→ TASK GOAL: Can you quote exactly the stretch of lines from the one with "Give me the" through the final line of the material, both ends included?

→ Stored dataset items:
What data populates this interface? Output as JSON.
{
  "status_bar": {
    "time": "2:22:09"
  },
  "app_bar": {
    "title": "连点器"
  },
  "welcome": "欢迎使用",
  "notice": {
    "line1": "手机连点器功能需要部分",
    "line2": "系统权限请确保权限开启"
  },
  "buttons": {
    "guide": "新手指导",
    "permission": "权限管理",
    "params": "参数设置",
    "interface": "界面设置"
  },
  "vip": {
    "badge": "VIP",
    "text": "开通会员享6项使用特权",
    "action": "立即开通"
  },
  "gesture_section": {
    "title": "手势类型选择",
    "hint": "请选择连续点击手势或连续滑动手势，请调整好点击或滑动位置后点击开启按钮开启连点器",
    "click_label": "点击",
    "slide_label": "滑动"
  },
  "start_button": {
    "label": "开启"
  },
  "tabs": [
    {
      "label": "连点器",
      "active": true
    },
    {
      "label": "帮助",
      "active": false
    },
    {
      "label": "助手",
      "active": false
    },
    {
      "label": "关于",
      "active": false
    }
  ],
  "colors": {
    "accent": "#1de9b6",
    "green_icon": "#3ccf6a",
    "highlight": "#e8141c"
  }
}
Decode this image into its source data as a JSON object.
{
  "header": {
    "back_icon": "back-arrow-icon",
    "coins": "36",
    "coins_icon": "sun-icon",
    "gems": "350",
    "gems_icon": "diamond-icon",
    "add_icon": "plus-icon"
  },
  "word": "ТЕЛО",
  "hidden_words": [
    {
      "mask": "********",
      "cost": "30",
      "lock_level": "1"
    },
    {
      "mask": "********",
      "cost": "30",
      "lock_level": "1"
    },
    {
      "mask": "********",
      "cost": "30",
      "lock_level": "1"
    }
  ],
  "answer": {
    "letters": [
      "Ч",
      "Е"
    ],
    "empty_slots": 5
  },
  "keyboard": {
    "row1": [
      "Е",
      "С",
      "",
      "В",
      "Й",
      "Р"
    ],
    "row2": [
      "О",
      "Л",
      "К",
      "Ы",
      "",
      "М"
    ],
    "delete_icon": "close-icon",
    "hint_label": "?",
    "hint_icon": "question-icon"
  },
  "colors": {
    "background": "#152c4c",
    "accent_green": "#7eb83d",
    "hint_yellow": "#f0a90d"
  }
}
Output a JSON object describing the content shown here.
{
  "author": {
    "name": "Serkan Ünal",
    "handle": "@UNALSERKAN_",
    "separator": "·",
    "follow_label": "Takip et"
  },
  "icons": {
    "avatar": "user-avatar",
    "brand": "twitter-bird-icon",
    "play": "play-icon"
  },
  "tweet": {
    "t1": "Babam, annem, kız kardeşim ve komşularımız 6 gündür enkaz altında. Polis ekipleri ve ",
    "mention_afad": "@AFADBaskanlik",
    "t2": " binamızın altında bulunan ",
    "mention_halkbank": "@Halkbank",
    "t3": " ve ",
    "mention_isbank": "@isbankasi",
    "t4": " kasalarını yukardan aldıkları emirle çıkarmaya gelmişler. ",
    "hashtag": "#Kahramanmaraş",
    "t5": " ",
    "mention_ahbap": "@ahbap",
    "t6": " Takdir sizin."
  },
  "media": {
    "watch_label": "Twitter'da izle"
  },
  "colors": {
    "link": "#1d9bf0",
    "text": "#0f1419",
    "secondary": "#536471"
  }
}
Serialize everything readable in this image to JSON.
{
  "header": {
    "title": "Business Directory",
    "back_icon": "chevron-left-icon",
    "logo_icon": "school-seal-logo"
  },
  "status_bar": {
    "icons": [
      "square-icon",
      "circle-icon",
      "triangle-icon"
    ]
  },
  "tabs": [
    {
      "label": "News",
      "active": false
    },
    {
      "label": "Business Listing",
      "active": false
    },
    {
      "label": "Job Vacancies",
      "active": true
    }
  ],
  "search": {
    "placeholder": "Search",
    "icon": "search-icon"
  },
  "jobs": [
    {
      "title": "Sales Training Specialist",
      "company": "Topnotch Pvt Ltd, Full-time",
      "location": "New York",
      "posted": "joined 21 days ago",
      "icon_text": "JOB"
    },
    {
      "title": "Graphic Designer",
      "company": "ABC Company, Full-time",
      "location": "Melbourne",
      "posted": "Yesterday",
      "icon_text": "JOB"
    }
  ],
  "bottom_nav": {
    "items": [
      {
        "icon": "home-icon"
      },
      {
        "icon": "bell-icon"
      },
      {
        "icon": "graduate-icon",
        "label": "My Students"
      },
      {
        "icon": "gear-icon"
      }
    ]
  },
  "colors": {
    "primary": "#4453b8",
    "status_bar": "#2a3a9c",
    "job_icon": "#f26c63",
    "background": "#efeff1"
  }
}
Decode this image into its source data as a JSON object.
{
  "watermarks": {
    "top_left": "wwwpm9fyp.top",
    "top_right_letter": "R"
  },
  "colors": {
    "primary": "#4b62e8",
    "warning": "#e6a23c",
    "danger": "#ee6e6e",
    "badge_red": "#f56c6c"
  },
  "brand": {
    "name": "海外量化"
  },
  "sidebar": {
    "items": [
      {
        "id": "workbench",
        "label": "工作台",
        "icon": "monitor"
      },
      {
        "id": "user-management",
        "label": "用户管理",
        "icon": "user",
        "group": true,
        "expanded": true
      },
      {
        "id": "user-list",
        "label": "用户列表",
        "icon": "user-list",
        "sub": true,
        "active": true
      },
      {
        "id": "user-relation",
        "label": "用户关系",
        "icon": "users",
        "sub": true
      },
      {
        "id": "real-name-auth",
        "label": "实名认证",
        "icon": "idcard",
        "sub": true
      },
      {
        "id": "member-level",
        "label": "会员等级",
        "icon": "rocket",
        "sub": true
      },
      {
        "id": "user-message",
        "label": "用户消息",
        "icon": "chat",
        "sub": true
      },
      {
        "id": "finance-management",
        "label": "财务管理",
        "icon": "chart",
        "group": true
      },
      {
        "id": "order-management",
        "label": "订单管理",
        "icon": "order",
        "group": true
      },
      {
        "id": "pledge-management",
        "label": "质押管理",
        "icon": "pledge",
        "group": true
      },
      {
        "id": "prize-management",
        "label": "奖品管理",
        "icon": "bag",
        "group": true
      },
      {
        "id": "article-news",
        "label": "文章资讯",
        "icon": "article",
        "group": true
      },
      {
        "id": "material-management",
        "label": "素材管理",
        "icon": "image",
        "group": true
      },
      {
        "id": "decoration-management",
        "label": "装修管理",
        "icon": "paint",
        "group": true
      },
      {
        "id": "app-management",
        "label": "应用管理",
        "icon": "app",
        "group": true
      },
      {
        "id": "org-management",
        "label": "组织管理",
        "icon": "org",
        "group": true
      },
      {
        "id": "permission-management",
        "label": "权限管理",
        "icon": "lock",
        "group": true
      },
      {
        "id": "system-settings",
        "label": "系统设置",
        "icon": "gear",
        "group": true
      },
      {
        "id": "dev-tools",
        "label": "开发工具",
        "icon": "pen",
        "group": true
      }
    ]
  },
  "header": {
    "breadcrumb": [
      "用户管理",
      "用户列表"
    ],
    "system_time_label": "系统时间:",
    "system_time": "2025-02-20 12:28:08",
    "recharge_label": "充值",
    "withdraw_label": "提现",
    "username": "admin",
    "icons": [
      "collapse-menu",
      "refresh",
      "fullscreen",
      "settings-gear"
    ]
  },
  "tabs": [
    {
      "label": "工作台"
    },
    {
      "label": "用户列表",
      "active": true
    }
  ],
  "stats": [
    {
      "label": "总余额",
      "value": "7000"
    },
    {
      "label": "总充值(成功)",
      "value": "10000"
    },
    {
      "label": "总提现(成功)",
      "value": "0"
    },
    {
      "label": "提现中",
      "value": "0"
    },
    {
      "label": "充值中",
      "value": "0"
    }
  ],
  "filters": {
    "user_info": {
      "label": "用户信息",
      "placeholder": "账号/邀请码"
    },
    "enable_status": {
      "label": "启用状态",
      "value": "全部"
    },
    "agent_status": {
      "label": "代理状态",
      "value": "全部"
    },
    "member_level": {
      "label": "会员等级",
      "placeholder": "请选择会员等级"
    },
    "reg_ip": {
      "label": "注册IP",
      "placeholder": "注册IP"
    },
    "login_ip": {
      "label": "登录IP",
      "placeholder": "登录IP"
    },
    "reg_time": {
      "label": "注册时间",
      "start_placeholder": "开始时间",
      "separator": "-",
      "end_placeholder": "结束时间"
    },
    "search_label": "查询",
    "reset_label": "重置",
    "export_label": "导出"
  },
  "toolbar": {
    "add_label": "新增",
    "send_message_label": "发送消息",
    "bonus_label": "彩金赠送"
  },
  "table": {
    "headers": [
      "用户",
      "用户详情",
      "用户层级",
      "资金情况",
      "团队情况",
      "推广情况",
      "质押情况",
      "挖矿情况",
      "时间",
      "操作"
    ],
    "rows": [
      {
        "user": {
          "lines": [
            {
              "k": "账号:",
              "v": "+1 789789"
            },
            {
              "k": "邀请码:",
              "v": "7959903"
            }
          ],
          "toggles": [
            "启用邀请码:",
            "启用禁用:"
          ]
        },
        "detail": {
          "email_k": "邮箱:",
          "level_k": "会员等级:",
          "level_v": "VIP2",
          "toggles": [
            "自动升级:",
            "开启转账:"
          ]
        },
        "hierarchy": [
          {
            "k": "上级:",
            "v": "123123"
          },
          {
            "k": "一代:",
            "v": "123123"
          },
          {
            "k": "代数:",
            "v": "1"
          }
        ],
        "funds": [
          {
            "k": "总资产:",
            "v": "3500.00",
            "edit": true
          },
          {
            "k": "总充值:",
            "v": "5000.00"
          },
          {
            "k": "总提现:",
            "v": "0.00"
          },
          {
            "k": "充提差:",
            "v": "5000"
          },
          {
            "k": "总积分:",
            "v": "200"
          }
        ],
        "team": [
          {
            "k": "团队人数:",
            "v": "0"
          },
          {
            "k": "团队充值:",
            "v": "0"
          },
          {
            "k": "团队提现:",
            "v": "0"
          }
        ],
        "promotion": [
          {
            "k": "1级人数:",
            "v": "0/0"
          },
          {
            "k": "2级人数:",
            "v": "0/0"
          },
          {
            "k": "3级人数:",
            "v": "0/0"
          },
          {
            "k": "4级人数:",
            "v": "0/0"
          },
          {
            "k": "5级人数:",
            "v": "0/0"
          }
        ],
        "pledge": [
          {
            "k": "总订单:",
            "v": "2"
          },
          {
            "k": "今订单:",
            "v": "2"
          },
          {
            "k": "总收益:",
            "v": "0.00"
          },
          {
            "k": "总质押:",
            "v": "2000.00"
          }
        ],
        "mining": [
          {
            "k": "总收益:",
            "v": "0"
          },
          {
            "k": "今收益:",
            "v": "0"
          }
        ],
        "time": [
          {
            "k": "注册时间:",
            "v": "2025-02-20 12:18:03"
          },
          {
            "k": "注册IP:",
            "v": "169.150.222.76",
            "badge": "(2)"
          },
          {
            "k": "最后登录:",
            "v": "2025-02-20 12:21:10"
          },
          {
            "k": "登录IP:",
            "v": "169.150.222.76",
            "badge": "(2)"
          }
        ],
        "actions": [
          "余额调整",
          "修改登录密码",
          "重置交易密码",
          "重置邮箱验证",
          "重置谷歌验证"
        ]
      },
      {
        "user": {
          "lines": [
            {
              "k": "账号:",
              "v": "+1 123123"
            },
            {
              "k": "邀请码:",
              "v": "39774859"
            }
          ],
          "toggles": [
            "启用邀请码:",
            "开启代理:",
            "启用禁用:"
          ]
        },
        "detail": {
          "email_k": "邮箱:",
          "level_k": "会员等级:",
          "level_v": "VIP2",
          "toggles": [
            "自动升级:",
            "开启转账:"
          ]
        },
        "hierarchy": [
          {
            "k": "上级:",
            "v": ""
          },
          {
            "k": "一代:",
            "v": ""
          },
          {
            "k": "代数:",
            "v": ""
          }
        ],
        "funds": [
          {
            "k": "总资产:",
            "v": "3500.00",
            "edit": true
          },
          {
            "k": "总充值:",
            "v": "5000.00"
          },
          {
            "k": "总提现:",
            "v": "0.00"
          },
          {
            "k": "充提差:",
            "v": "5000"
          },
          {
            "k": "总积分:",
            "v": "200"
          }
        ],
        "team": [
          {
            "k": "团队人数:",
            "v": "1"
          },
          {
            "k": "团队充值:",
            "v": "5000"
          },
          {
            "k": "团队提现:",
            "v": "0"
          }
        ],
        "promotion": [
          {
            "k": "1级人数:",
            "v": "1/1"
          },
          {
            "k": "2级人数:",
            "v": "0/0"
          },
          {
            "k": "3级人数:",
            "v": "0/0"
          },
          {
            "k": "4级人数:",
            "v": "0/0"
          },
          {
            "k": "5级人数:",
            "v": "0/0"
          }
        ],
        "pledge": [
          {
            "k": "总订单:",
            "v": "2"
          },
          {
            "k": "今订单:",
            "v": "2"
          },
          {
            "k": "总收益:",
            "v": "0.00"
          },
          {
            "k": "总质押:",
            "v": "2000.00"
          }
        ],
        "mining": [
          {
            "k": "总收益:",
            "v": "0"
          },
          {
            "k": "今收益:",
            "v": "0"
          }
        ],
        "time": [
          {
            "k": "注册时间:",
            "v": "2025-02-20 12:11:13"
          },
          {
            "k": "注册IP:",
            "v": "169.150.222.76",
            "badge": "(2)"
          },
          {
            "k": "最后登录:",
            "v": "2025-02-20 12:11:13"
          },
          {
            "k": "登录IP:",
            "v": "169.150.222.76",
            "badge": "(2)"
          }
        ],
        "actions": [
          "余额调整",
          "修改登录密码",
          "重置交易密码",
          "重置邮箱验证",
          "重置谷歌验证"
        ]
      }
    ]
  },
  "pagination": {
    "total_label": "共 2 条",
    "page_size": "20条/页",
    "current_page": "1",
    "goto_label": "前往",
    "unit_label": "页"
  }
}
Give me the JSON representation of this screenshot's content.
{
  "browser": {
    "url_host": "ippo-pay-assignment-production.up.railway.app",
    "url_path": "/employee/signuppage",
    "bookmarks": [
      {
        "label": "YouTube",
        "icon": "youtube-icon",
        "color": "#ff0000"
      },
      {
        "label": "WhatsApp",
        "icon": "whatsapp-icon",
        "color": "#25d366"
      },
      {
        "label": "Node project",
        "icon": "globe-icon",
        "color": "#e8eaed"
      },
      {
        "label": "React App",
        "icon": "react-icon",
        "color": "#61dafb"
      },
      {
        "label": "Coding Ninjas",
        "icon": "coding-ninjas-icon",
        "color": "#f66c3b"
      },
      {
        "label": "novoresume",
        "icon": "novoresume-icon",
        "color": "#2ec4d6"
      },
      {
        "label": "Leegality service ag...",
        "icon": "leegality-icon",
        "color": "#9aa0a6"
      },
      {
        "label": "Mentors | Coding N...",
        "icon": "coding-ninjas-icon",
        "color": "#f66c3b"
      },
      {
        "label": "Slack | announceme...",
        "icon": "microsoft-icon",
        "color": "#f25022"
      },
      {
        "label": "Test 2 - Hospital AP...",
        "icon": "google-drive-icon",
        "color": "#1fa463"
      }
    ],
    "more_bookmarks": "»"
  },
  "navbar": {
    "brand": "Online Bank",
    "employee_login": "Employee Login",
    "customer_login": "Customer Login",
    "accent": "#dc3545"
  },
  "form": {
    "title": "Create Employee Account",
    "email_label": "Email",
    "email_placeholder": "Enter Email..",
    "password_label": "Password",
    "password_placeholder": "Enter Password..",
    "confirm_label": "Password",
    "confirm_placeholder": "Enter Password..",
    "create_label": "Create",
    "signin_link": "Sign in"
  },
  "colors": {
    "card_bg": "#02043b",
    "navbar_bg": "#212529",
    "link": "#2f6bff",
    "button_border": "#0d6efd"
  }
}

→ EXERCISE RESULT:
Give me the JSON representation of this screenshot's content.
{
  "browser": {
    "url_host": "ippo-pay-assignment-production.up.railway.app",
    "url_path": "/employee/signuppage",
    "bookmarks": [
      {
        "label": "YouTube",
        "icon": "youtube-icon",
        "color": "#ff0000"
      },
      {
        "label": "WhatsApp",
        "icon": "whatsapp-icon",
        "color": "#25d366"
      },
      {
        "label": "Node project",
        "icon": "globe-icon",
        "color": "#e8eaed"
      },
      {
        "label": "React App",
        "icon": "react-icon",
        "color": "#61dafb"
      },
      {
        "label": "Coding Ninjas",
        "icon": "coding-ninjas-icon",
        "color": "#f66c3b"
      },
      {
        "label": "novoresume",
        "icon": "novoresume-icon",
        "color": "#2ec4d6"
      },
      {
        "label": "Leegality service ag...",
        "icon": "leegality-icon",
        "color": "#9aa0a6"
      },
      {
        "label": "Mentors | Coding N...",
        "icon": "coding-ninjas-icon",
        "color": "#f66c3b"
      },
      {
        "label": "Slack | announceme...",
        "icon": "microsoft-icon",
        "color": "#f25022"
      },
      {
        "label": "Test 2 - Hospital AP...",
        "icon": "google-drive-icon",
        "color": "#1fa463"
      }
    ],
    "more_bookmarks": "»"
  },
  "navbar": {
    "brand": "Online Bank",
    "employee_login": "Employee Login",
    "customer_login": "Customer Login",
    "accent": "#dc3545"
  },
  "form": {
    "title": "Create Employee Account",
    "email_label": "Email",
    "email_placeholder": "Enter Email..",
    "password_label": "Password",
    "password_placeholder": "Enter Password..",
    "confirm_label": "Password",
    "confirm_placeholder": "Enter Password..",
    "create_label": "Create",
    "signin_link": "Sign in"
  },
  "colors": {
    "card_bg": "#02043b",
    "navbar_bg": "#212529",
    "link": "#2f6bff",
    "button_border": "#0d6efd"
  }
}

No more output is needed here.